Sentenza Sentenza Cassazione Civile n. 29539 del 24/12/2020

Cassazione civile sez. trib., 24/12/2020, (ud. 06/10/2020, dep. 24/12/2020), n.29539

LA CORTE SUPREMA DI CASSAZIONE

SEZIONE TRIBUTARIA

Composta dagli Ill.mi Sigg.ri Magistrati:

Dott. DE MASI Oronzo – Presidente –

Dott. PAOLITTO Liberato – Consigliere –

Dott. DELL’ORFANO Antonella – Consigliere –

Dott. MELE Maria Elena – rel. Consigliere –

Dott. TADDEI Margherita – Consigliere –

ha pronunciato la seguente:

ORDINANZA

sul ricorso 29105-2017 proposto da:

B.V.M.A., elettivamente domiciliato in ROMA

VIALE VENTUNO APRILE, 34, presso lo studio dell’avvocato JUAN CARLOS

GENTILE, che lo rappresenta e difende;

– ricorrente –

contro

AGENZIA DELLE ENTRATE, in persona del Direttore pro tempore,

elettivamente domiciliata in ROMA, VIA DEI PORTOGHESI 12, presso

l’AVVOCATURA GENERALE DELLO STATO, che la rappresenta e difende;

AGENZIA ENTRATE RISCOSSIONE, elettivamente domiciliata in ROMA VIA

DEI PORTOGHESI 12, presso l’AVVOCATURA GENERALE DELLO STATO, che la

rappresenta e difende;

– resistenti –

avverso la sentenza n. 1779/2017 della COMM.TRIB.REG. di FIRENZE,

depositata il 14/07/2017;

udita la relazione della causa svolta nella camera di consiglio del

06/10/2020 dal Consigliere Dott. MARIA ELENA MELE.

Requisiti del compito: Restituisci per intero il testo dell'ordinanza della Cassazione riportato sopra, senza cambiare nulla.

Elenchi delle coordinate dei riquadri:
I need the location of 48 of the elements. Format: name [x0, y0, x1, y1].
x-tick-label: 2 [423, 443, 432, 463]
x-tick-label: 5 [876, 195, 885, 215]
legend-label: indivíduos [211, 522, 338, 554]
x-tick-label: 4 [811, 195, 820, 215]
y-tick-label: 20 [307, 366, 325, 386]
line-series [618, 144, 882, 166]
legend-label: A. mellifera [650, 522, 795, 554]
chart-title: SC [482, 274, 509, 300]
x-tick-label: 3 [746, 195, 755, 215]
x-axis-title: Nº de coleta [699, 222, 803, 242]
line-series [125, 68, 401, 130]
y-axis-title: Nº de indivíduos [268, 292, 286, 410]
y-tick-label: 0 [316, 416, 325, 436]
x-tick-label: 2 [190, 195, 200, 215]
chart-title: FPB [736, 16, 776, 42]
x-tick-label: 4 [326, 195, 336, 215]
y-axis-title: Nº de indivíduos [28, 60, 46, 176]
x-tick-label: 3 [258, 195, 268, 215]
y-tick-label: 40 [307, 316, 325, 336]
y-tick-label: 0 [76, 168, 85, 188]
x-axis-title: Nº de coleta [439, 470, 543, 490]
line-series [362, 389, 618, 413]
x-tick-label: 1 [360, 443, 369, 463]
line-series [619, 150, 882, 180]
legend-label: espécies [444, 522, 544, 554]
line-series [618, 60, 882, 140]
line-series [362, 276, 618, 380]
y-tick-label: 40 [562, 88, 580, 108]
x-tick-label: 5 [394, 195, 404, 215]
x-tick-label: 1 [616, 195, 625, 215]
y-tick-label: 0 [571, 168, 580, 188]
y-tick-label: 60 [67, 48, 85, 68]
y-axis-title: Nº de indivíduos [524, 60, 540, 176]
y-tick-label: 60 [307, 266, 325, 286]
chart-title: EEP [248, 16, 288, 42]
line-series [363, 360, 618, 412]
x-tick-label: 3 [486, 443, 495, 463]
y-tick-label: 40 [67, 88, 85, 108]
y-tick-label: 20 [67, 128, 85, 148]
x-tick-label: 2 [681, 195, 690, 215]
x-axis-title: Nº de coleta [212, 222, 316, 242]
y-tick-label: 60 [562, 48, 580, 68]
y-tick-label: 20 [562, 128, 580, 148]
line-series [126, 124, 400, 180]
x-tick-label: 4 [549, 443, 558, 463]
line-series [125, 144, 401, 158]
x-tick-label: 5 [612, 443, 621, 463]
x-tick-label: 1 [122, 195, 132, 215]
--
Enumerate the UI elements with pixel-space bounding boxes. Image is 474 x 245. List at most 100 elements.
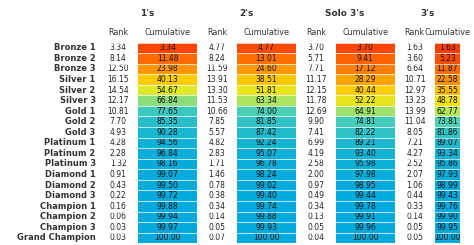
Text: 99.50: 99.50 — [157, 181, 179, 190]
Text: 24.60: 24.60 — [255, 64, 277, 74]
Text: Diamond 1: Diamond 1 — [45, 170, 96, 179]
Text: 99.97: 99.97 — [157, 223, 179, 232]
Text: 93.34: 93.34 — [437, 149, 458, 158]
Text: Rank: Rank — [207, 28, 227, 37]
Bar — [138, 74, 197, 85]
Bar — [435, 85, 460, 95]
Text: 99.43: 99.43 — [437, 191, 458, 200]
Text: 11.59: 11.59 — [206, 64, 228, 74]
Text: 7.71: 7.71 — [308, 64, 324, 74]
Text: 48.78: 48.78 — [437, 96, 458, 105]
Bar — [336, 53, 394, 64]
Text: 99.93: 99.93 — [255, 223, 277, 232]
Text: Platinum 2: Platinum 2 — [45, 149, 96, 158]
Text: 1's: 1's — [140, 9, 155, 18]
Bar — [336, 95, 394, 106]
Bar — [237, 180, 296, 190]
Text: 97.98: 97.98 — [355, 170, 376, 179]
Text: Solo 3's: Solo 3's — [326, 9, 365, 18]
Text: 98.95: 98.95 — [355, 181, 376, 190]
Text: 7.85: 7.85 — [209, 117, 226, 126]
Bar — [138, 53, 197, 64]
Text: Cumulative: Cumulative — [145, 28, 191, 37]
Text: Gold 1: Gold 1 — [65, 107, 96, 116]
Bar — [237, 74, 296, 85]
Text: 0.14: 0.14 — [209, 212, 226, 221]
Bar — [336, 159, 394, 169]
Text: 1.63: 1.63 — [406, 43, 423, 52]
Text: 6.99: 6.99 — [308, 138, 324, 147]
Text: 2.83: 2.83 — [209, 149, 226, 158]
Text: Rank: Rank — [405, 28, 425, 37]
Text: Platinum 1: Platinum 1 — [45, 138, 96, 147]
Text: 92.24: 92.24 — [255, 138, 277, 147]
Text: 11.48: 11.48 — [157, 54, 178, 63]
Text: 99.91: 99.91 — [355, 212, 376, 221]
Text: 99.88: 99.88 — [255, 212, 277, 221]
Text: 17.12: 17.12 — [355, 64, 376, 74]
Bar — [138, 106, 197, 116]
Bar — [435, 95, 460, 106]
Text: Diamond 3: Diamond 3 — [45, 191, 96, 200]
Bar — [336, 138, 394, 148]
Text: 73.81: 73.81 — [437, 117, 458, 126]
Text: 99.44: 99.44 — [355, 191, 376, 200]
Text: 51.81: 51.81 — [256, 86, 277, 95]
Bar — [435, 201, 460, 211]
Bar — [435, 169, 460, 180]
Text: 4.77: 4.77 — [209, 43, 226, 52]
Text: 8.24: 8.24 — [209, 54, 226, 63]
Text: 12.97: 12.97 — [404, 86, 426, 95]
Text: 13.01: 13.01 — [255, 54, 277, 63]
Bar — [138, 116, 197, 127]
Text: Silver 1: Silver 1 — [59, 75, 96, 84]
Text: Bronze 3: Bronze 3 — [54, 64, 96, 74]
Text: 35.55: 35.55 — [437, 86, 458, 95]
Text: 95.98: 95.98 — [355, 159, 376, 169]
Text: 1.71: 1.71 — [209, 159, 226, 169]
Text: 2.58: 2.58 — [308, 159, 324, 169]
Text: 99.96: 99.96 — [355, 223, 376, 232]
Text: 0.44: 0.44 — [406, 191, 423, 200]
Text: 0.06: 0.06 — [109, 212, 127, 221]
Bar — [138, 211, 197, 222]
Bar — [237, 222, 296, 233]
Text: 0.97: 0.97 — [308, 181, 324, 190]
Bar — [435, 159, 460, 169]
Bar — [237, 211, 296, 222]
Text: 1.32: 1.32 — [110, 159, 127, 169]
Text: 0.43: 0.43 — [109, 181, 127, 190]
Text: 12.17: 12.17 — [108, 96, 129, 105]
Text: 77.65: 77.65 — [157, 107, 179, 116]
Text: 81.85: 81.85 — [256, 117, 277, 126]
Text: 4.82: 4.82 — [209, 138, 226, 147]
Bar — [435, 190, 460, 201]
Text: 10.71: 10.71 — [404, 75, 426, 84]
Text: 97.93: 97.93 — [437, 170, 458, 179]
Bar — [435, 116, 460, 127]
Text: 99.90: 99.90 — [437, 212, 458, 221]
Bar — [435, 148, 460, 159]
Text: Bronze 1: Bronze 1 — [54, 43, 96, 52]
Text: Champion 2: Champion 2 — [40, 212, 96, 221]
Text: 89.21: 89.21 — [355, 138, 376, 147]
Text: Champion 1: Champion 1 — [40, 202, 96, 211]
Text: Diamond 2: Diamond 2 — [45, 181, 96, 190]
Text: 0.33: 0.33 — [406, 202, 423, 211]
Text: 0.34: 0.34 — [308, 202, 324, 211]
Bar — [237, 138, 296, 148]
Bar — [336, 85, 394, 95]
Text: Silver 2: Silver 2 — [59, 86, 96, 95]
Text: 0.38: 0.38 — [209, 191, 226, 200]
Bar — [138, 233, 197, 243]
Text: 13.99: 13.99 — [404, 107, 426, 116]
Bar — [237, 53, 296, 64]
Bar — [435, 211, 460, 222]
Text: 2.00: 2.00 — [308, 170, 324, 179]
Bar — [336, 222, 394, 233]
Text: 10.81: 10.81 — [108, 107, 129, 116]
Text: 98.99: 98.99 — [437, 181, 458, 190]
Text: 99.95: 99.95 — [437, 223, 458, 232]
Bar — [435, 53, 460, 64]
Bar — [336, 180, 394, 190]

Risposta qui sotto:
Sentenza Sentenza Cassazione Civile n. 29539 del 24/12/2020

Cassazione civile sez. trib., 24/12/2020, (ud. 06/10/2020, dep. 24/12/2020), n.29539

LA CORTE SUPREMA DI CASSAZIONE

SEZIONE TRIBUTARIA

Composta dagli Ill.mi Sigg.ri Magistrati:

Dott. DE MASI Oronzo – Presidente –

Dott. PAOLITTO Liberato – Consigliere –

Dott. DELL’ORFANO Antonella – Consigliere –

Dott. MELE Maria Elena – rel. Consigliere –

Dott. TADDEI Margherita – Consigliere –

ha pronunciato la seguente:

ORDINANZA

sul ricorso 29105-2017 proposto da:

B.V.M.A., elettivamente domiciliato in ROMA

VIALE VENTUNO APRILE, 34, presso lo studio dell’avvocato JUAN CARLOS

GENTILE, che lo rappresenta e difende;

– ricorrente –

contro

AGENZIA DELLE ENTRATE, in persona del Direttore pro tempore,

elettivamente domiciliata in ROMA, VIA DEI PORTOGHESI 12, presso

l’AVVOCATURA GENERALE DELLO STATO, che la rappresenta e difende;

AGENZIA ENTRATE RISCOSSIONE, elettivamente domiciliata in ROMA VIA

DEI PORTOGHESI 12, presso l’AVVOCATURA GENERALE DELLO STATO, che la

rappresenta e difende;

– resistenti –

avverso la sentenza n. 1779/2017 della COMM.TRIB.REG. di FIRENZE,

depositata il 14/07/2017;

udita la relazione della causa svolta nella camera di consiglio del

06/10/2020 dal Consigliere Dott. MARIA ELENA MELE.